:: TASK GOAL ::
Tell how many lines carry the word "Open"; the reply is the number and nothing else.

:: Dataset items ::
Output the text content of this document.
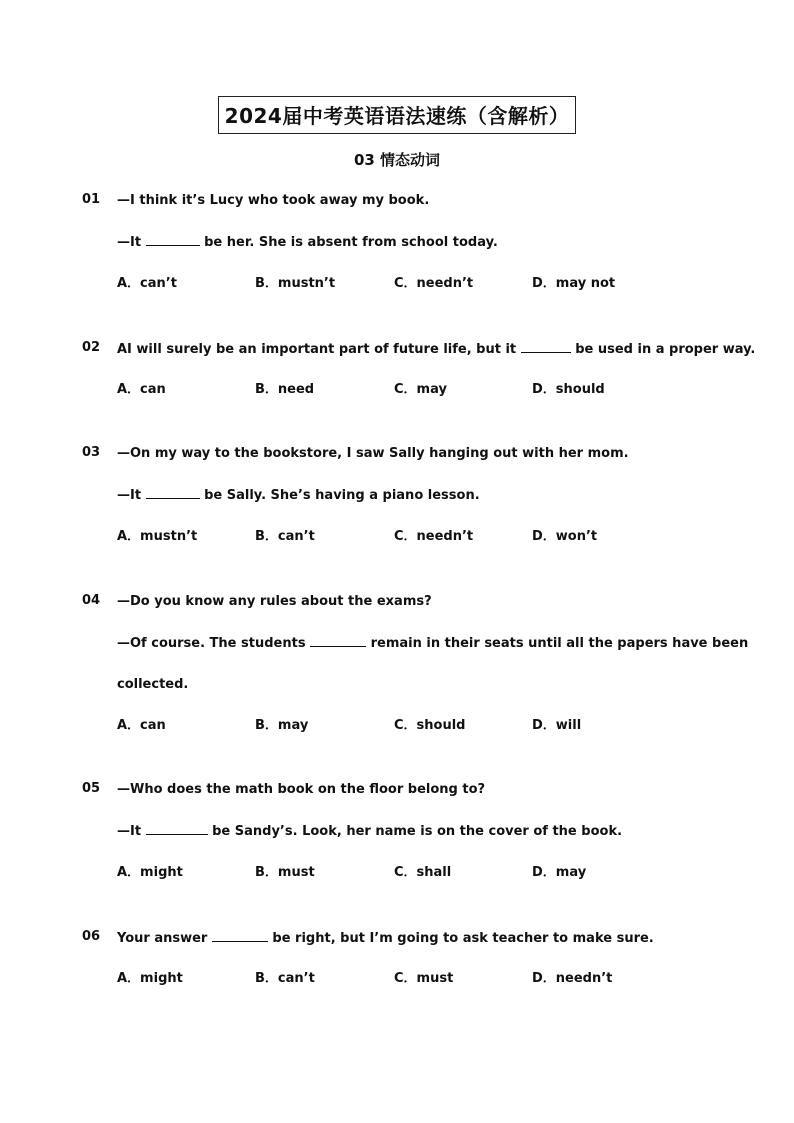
2024届中考英语语法速练（含解析）
03 情态动词
01 —I think it’s Lucy who took away my book.
—It	be her. She is absent from school today.
A．can’t	B．mustn’t	C．needn’t	D．may not
02 AI will surely be an important part of future life, but it	be used in a proper way.
A．can	B．need	C．may	D．should
03 —On my way to the bookstore, I saw Sally hanging out with her mom.
—It	be Sally. She’s having a piano lesson.
A．mustn’t	B．can’t	C．needn’t	D．won’t
04 —Do you know any rules about the exams?
—Of course. The students	remain in their seats until all the papers have been
collected.
A．can	B．may	C．should	D．will
05 —Who does the math book on the floor belong to?
—It	be Sandy’s. Look, her name is on the cover of the book.
A．might	B．must	C．shall	D．may
06 Your answer	be right, but I’m going to ask teacher to make sure.
A．might	B．can’t	C．must	D．needn’t
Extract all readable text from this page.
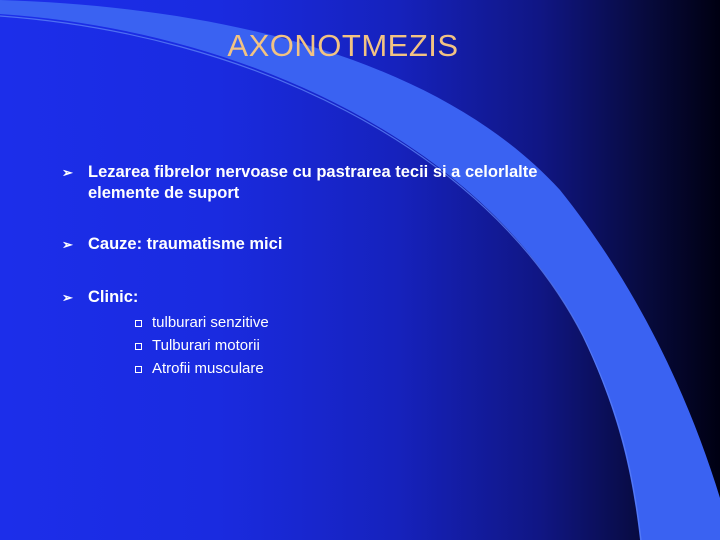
AXONOTMEZIS
➢ Lezarea fibrelor nervoase cu pastrarea tecii si a celorlalte elemente de suport
➢ Cauze: traumatisme mici
➢ Clinic:
tulburari senzitive
Tulburari motorii
Atrofii musculare
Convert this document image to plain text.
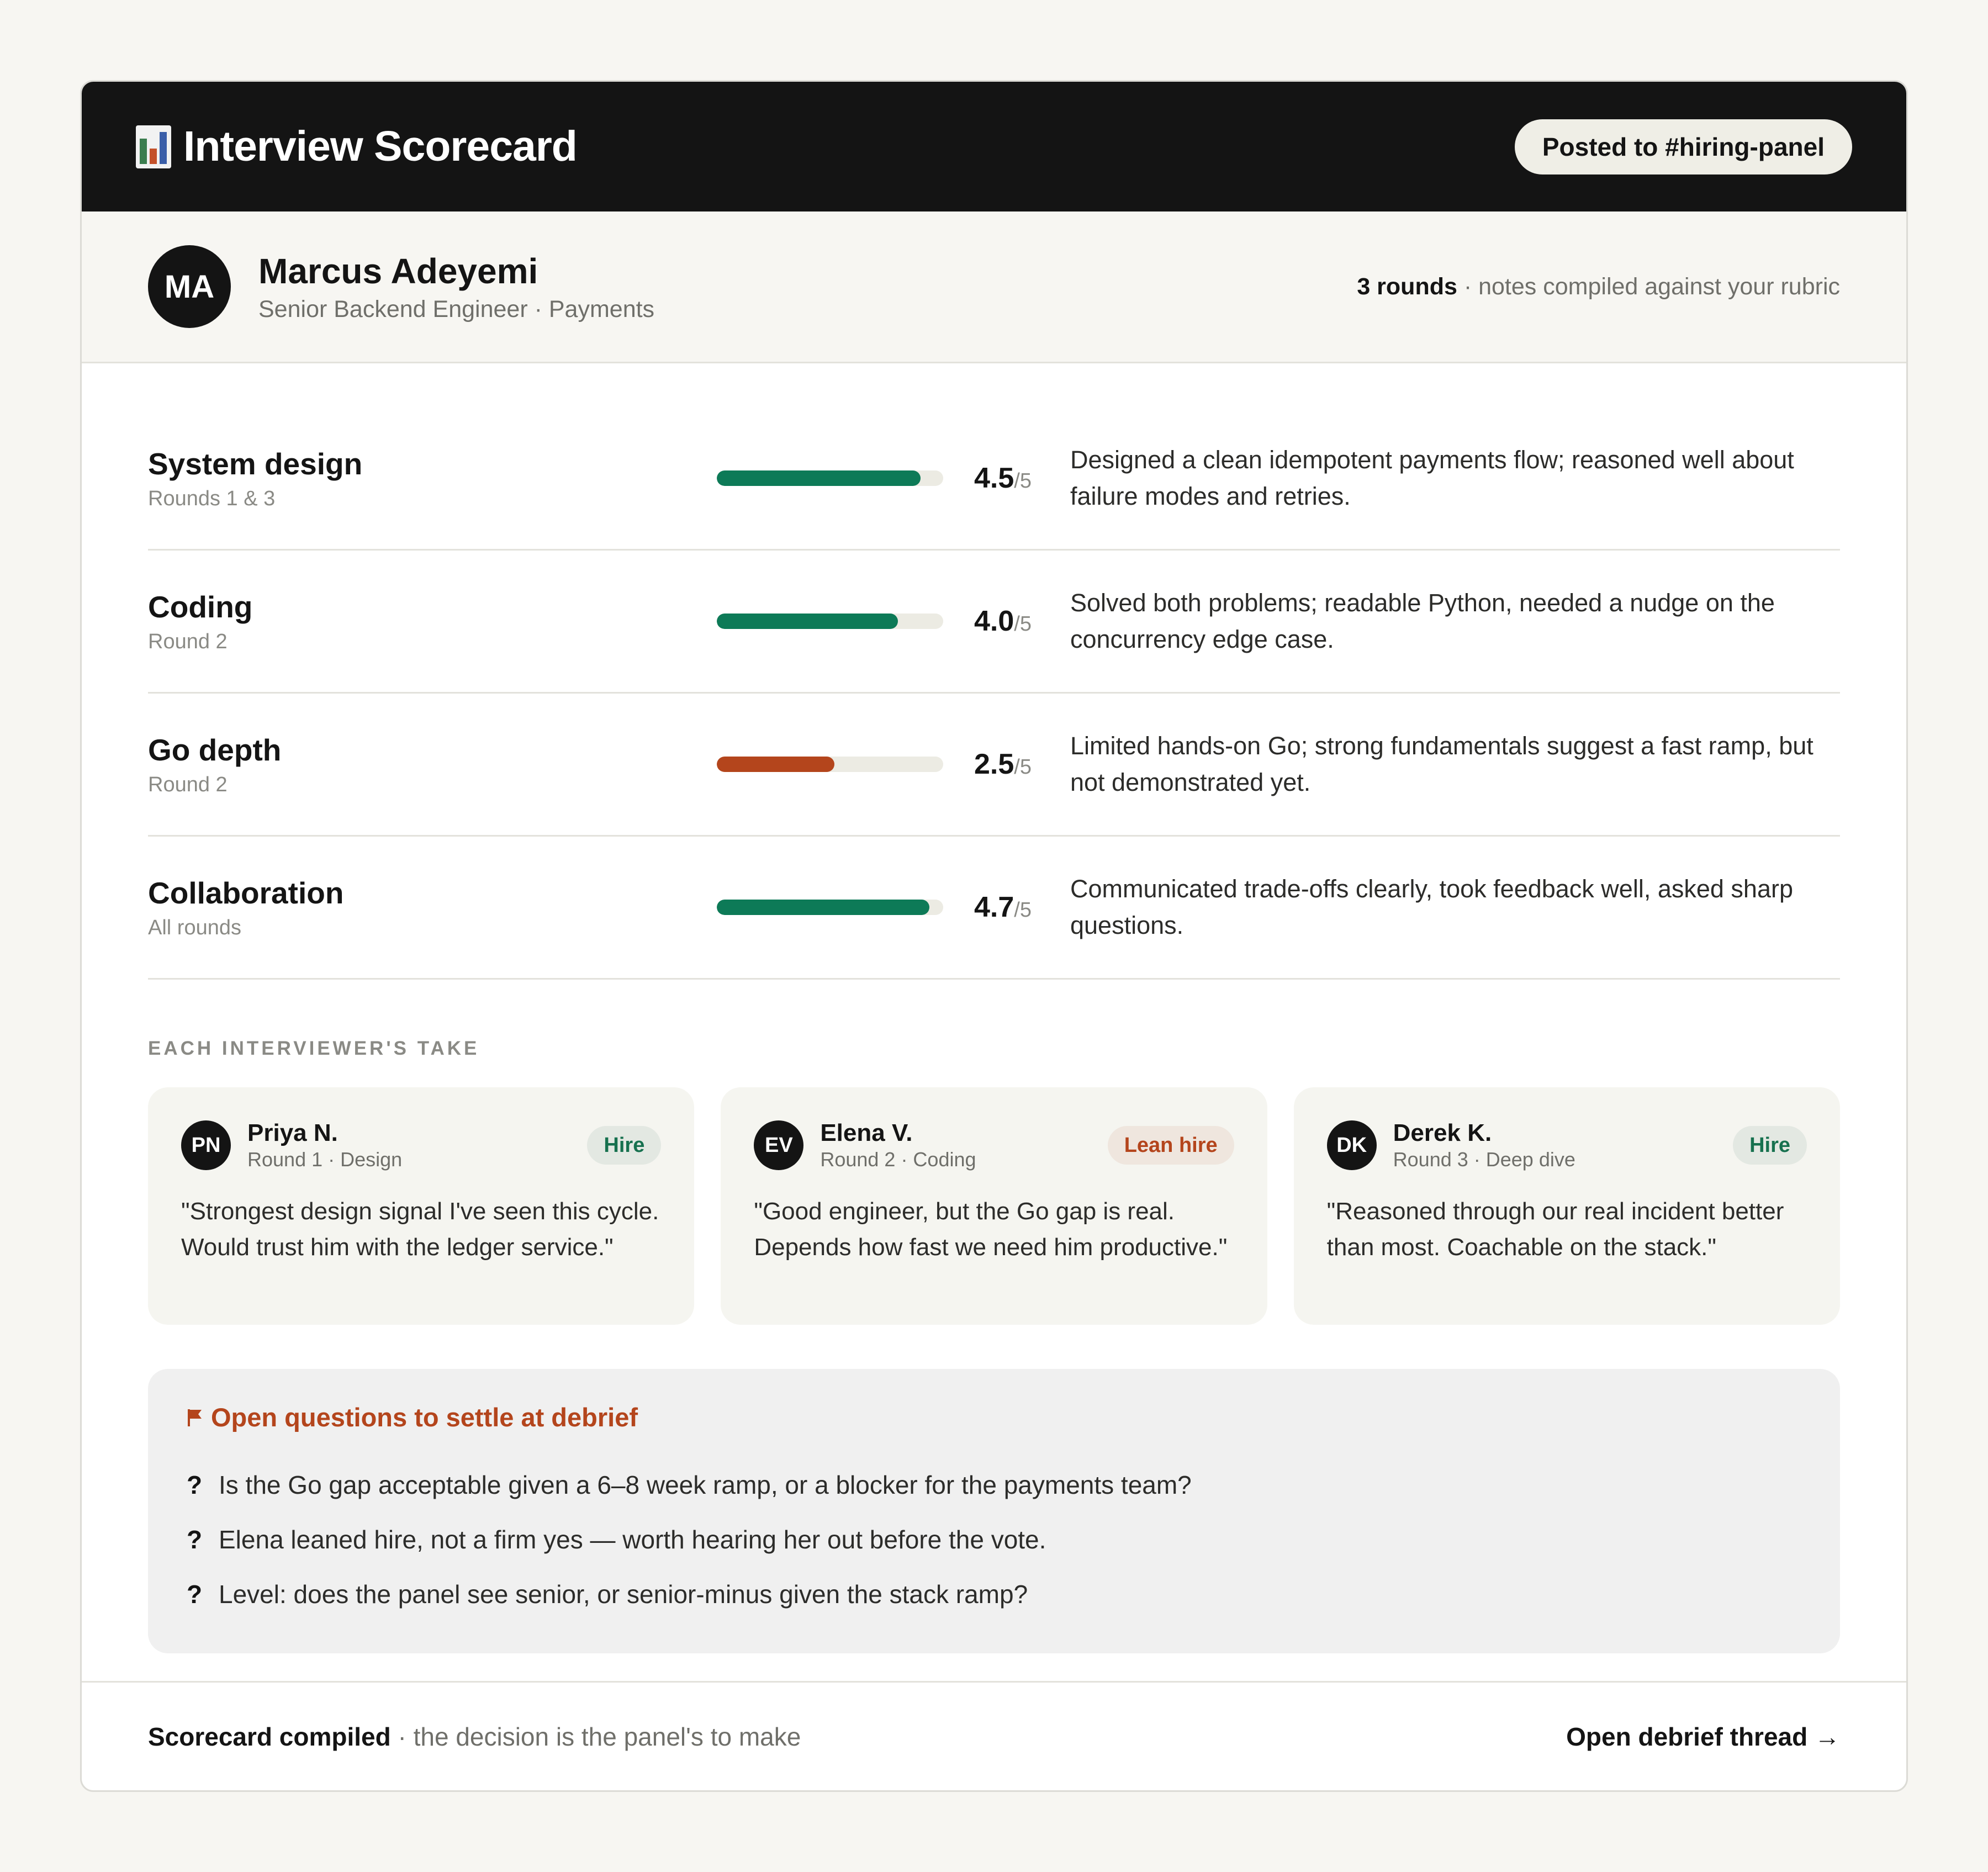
Interview Scorecard	Posted to #hiring-panel
MA	Marcus Adeyemi
Senior Backend Engineer · Payments
3 rounds · notes compiled against your rubric
System design
Rounds 1 & 3
4.5/5
Designed a clean idempotent payments flow; reasoned well about failure modes and retries.
Coding
Round 2
4.0/5
Solved both problems; readable Python, needed a nudge on the concurrency edge case.
Go depth
Round 2
2.5/5
Limited hands-on Go; strong fundamentals suggest a fast ramp, but not demonstrated yet.
Collaboration
All rounds
4.7/5
Communicated trade-offs clearly, took feedback well, asked sharp questions.
EACH INTERVIEWER'S TAKE
PN	Priya N.
Round 1 · Design
Hire
"Strongest design signal I've seen this cycle. Would trust him with the ledger service."
EV	Elena V.
Round 2 · Coding
Lean hire
"Good engineer, but the Go gap is real. Depends how fast we need him productive."
DK	Derek K.
Round 3 · Deep dive
Hire
"Reasoned through our real incident better than most. Coachable on the stack."
Open questions to settle at debrief
? Is the Go gap acceptable given a 6–8 week ramp, or a blocker for the payments team?
? Elena leaned hire, not a firm yes — worth hearing her out before the vote.
? Level: does the panel see senior, or senior-minus given the stack ramp?
Scorecard compiled · the decision is the panel's to make	Open debrief thread →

:: COMPLETED EXERCISE ::
2